* **What you have to do**: Below is a block of records. Copy every line in it that contains the word "Metros".

* **Excerpts from a figure dataset**:
^^^^
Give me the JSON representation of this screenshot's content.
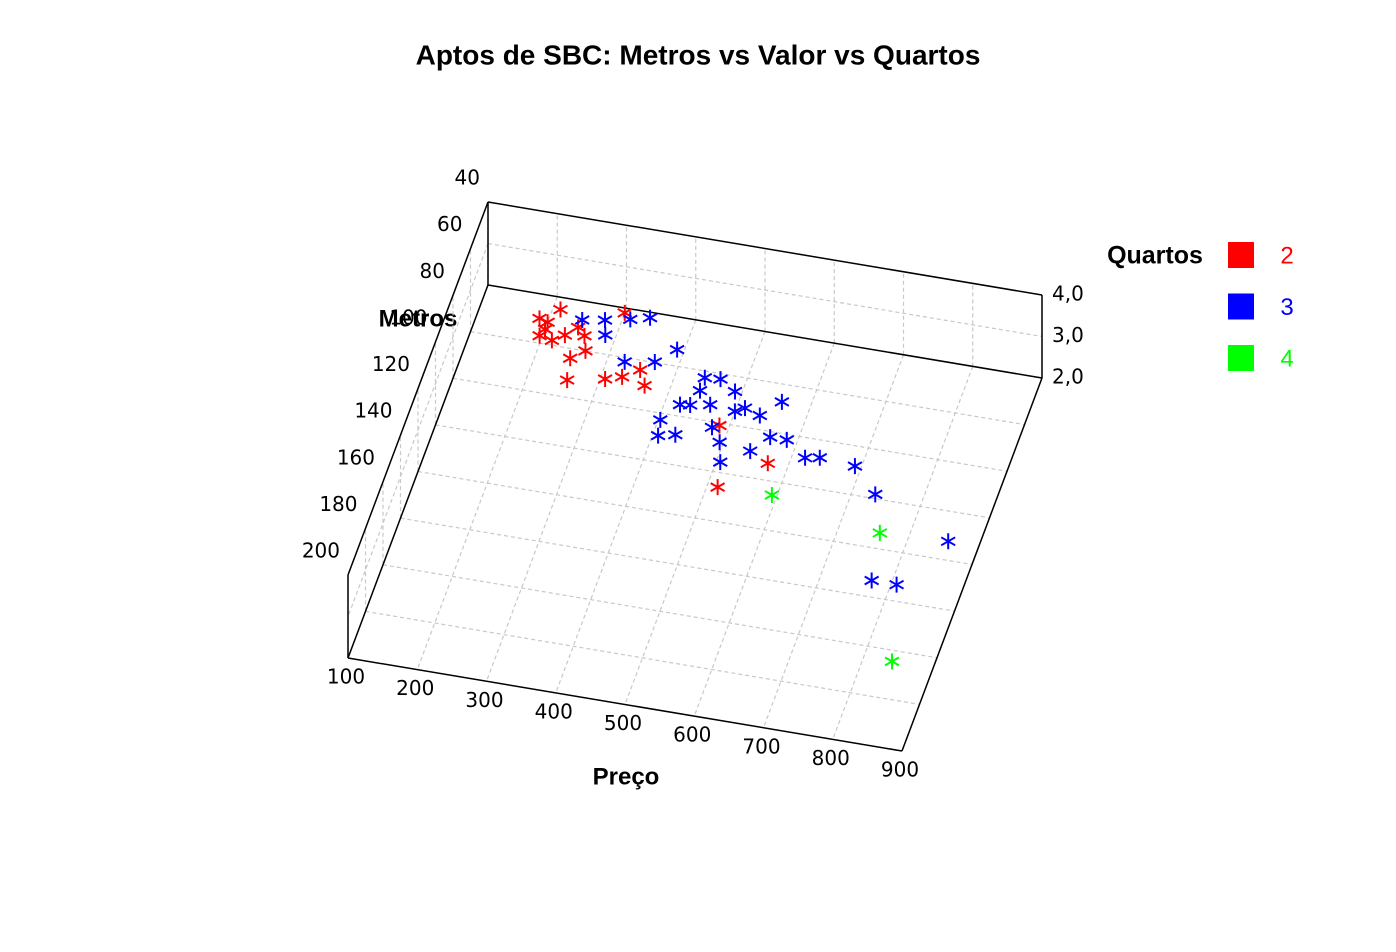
{
  "chart_data": {
    "type": "scatter3d",
    "title": "Aptos de SBC: Metros vs Valor vs Quartos",
    "x_label": "Preço",
    "y_label": "Metros",
    "legend_title": "Quartos",
    "xlim": [
      100,
      900
    ],
    "xticks": [
      100,
      200,
      300,
      400,
      500,
      600,
      700,
      800,
      900
    ],
    "ylim": [
      40,
      200
    ],
    "yticks": [
      40,
      60,
      80,
      100,
      120,
      140,
      160,
      180,
      200
    ],
    "zlim": [
      2,
      4
    ],
    "zticks": [
      {
        "value": 2,
        "label": "2,0"
      },
      {
        "value": 3,
        "label": "3,0"
      },
      {
        "value": 4,
        "label": "4,0"
      }
    ],
    "grid": true,
    "legend": "right",
    "series": [
      {
        "name": "2",
        "color": "#ff0000",
        "x": [
          187,
          211,
          200,
          230,
          257,
          196,
          249,
          266,
          256,
          307,
          329,
          350,
          364,
          300,
          486,
          571,
          515,
          215,
          244,
          200
        ],
        "y": [
          50,
          45,
          54,
          55,
          54,
          57,
          64,
          60,
          73,
          70,
          68,
          64,
          70,
          42,
          81,
          93,
          106,
          58,
          51,
          51
        ],
        "z": [
          2,
          2,
          2,
          2,
          2,
          2,
          2,
          2,
          2,
          2,
          2,
          2,
          2,
          2,
          2,
          2,
          2,
          2,
          2,
          2
        ]
      },
      {
        "name": "3",
        "color": "#0000ff",
        "x": [
          267,
          298,
          332,
          358,
          306,
          346,
          387,
          411,
          463,
          485,
          511,
          580,
          457,
          443,
          484,
          424,
          429,
          452,
          498,
          521,
          557,
          516,
          562,
          582,
          606,
          527,
          640,
          660,
          712,
          754,
          877,
          793,
          829,
          463,
          533
        ],
        "y": [
          64.5,
          63,
          61,
          59,
          69,
          78.5,
          76.5,
          70,
          79.5,
          79,
          83,
          84,
          91.5,
          92,
          90,
          99.5,
          106,
          104.5,
          99,
          91,
          91,
          104.5,
          106,
          99,
          99,
          112.5,
          105,
          104,
          105,
          115,
          129,
          150,
          150,
          85,
          89
        ],
        "z": [
          3,
          3,
          3,
          3,
          3,
          3,
          3,
          3,
          3,
          3,
          3,
          3,
          3,
          3,
          3,
          3,
          3,
          3,
          3,
          3,
          3,
          3,
          3,
          3,
          3,
          3,
          3,
          3,
          3,
          3,
          3,
          3,
          3,
          3,
          3
        ]
      },
      {
        "name": "4",
        "color": "#00ff00",
        "x": [
          635,
          801,
          883
        ],
        "y": [
          139,
          147,
          198
        ],
        "z": [
          4,
          4,
          4
        ]
      }
    ]
  }
}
^^^^
* **Finished task**:
    "title": "Aptos de SBC: Metros vs Valor vs Quartos",
    "y_label": "Metros",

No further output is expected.